Source records
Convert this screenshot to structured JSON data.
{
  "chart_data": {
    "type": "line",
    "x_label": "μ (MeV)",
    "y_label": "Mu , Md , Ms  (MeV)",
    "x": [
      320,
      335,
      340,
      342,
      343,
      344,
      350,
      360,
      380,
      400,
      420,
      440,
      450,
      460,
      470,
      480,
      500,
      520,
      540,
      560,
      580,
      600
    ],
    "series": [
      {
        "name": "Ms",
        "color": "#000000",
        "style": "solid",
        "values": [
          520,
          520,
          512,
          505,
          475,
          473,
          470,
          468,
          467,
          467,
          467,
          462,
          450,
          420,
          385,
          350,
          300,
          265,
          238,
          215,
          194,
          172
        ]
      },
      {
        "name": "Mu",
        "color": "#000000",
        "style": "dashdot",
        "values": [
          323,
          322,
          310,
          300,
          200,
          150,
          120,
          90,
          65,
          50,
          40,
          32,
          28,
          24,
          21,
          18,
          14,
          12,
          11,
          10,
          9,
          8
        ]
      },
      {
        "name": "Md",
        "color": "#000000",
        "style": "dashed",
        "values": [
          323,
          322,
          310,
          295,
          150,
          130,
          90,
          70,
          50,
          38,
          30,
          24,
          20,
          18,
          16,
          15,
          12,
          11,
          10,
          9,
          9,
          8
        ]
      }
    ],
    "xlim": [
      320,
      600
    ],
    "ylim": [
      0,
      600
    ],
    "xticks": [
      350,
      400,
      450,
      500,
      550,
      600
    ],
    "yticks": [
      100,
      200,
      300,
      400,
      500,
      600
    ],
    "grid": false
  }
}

• Job: Without leaving anything out, give the entries again exactly.

• Response to this exercise:
Convert this screenshot to structured JSON data.
{
  "chart_data": {
    "type": "line",
    "x_label": "μ (MeV)",
    "y_label": "Mu , Md , Ms  (MeV)",
    "x": [
      320,
      335,
      340,
      342,
      343,
      344,
      350,
      360,
      380,
      400,
      420,
      440,
      450,
      460,
      470,
      480,
      500,
      520,
      540,
      560,
      580,
      600
    ],
    "series": [
      {
        "name": "Ms",
        "color": "#000000",
        "style": "solid",
        "values": [
          520,
          520,
          512,
          505,
          475,
          473,
          470,
          468,
          467,
          467,
          467,
          462,
          450,
          420,
          385,
          350,
          300,
          265,
          238,
          215,
          194,
          172
        ]
      },
      {
        "name": "Mu",
        "color": "#000000",
        "style": "dashdot",
        "values": [
          323,
          322,
          310,
          300,
          200,
          150,
          120,
          90,
          65,
          50,
          40,
          32,
          28,
          24,
          21,
          18,
          14,
          12,
          11,
          10,
          9,
          8
        ]
      },
      {
        "name": "Md",
        "color": "#000000",
        "style": "dashed",
        "values": [
          323,
          322,
          310,
          295,
          150,
          130,
          90,
          70,
          50,
          38,
          30,
          24,
          20,
          18,
          16,
          15,
          12,
          11,
          10,
          9,
          9,
          8
        ]
      }
    ],
    "xlim": [
      320,
      600
    ],
    "ylim": [
      0,
      600
    ],
    "xticks": [
      350,
      400,
      450,
      500,
      550,
      600
    ],
    "yticks": [
      100,
      200,
      300,
      400,
      500,
      600
    ],
    "grid": false
  }
}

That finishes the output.